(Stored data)
_____
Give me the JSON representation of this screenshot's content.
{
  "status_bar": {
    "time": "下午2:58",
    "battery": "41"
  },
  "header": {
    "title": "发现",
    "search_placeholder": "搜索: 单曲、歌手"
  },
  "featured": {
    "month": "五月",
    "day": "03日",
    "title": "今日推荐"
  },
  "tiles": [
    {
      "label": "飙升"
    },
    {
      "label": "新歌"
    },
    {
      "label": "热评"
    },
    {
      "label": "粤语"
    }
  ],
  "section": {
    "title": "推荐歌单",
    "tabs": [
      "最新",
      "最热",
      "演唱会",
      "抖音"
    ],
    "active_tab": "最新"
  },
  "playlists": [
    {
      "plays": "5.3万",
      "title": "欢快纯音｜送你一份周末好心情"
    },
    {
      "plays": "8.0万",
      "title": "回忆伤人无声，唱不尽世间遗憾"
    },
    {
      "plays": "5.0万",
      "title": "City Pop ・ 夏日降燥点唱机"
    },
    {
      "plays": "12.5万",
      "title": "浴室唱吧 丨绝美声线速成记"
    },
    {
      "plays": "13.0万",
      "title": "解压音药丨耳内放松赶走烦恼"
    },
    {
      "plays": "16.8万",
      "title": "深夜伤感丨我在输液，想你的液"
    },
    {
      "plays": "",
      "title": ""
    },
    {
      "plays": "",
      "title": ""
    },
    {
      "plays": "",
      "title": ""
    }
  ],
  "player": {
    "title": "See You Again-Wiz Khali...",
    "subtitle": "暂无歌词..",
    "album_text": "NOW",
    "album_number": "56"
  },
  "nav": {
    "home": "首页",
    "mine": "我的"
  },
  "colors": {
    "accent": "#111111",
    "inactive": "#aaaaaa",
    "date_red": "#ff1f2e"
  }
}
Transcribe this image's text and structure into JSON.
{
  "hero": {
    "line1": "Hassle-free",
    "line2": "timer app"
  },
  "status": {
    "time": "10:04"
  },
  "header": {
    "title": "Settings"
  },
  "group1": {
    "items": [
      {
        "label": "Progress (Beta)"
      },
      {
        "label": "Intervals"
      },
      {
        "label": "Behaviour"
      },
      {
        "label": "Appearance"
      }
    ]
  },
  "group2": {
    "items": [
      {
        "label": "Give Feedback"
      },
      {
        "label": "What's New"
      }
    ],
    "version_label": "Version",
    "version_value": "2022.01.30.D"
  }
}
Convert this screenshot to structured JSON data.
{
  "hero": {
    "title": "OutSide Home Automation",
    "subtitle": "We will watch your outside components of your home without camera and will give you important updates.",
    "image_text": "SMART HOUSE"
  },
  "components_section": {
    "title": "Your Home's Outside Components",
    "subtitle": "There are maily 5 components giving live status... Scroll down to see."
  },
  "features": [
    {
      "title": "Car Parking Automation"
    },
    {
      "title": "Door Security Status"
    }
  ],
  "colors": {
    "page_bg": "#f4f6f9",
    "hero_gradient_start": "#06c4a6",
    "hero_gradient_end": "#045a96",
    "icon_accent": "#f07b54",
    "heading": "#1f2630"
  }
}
_____
Your task is to output the full set of records exactly as presented.

» The completed task:
Give me the JSON representation of this screenshot's content.
{
  "status_bar": {
    "time": "下午2:58",
    "battery": "41"
  },
  "header": {
    "title": "发现",
    "search_placeholder": "搜索: 单曲、歌手"
  },
  "featured": {
    "month": "五月",
    "day": "03日",
    "title": "今日推荐"
  },
  "tiles": [
    {
      "label": "飙升"
    },
    {
      "label": "新歌"
    },
    {
      "label": "热评"
    },
    {
      "label": "粤语"
    }
  ],
  "section": {
    "title": "推荐歌单",
    "tabs": [
      "最新",
      "最热",
      "演唱会",
      "抖音"
    ],
    "active_tab": "最新"
  },
  "playlists": [
    {
      "plays": "5.3万",
      "title": "欢快纯音｜送你一份周末好心情"
    },
    {
      "plays": "8.0万",
      "title": "回忆伤人无声，唱不尽世间遗憾"
    },
    {
      "plays": "5.0万",
      "title": "City Pop ・ 夏日降燥点唱机"
    },
    {
      "plays": "12.5万",
      "title": "浴室唱吧 丨绝美声线速成记"
    },
    {
      "plays": "13.0万",
      "title": "解压音药丨耳内放松赶走烦恼"
    },
    {
      "plays": "16.8万",
      "title": "深夜伤感丨我在输液，想你的液"
    },
    {
      "plays": "",
      "title": ""
    },
    {
      "plays": "",
      "title": ""
    },
    {
      "plays": "",
      "title": ""
    }
  ],
  "player": {
    "title": "See You Again-Wiz Khali...",
    "subtitle": "暂无歌词..",
    "album_text": "NOW",
    "album_number": "56"
  },
  "nav": {
    "home": "首页",
    "mine": "我的"
  },
  "colors": {
    "accent": "#111111",
    "inactive": "#aaaaaa",
    "date_red": "#ff1f2e"
  }
}
Transcribe this image's text and structure into JSON.
{
  "hero": {
    "line1": "Hassle-free",
    "line2": "timer app"
  },
  "status": {
    "time": "10:04"
  },
  "header": {
    "title": "Settings"
  },
  "group1": {
    "items": [
      {
        "label": "Progress (Beta)"
      },
      {
        "label": "Intervals"
      },
      {
        "label": "Behaviour"
      },
      {
        "label": "Appearance"
      }
    ]
  },
  "group2": {
    "items": [
      {
        "label": "Give Feedback"
      },
      {
        "label": "What's New"
      }
    ],
    "version_label": "Version",
    "version_value": "2022.01.30.D"
  }
}
Convert this screenshot to structured JSON data.
{
  "hero": {
    "title": "OutSide Home Automation",
    "subtitle": "We will watch your outside components of your home without camera and will give you important updates.",
    "image_text": "SMART HOUSE"
  },
  "components_section": {
    "title": "Your Home's Outside Components",
    "subtitle": "There are maily 5 components giving live status... Scroll down to see."
  },
  "features": [
    {
      "title": "Car Parking Automation"
    },
    {
      "title": "Door Security Status"
    }
  ],
  "colors": {
    "page_bg": "#f4f6f9",
    "hero_gradient_start": "#06c4a6",
    "hero_gradient_end": "#045a96",
    "icon_accent": "#f07b54",
    "heading": "#1f2630"
  }
}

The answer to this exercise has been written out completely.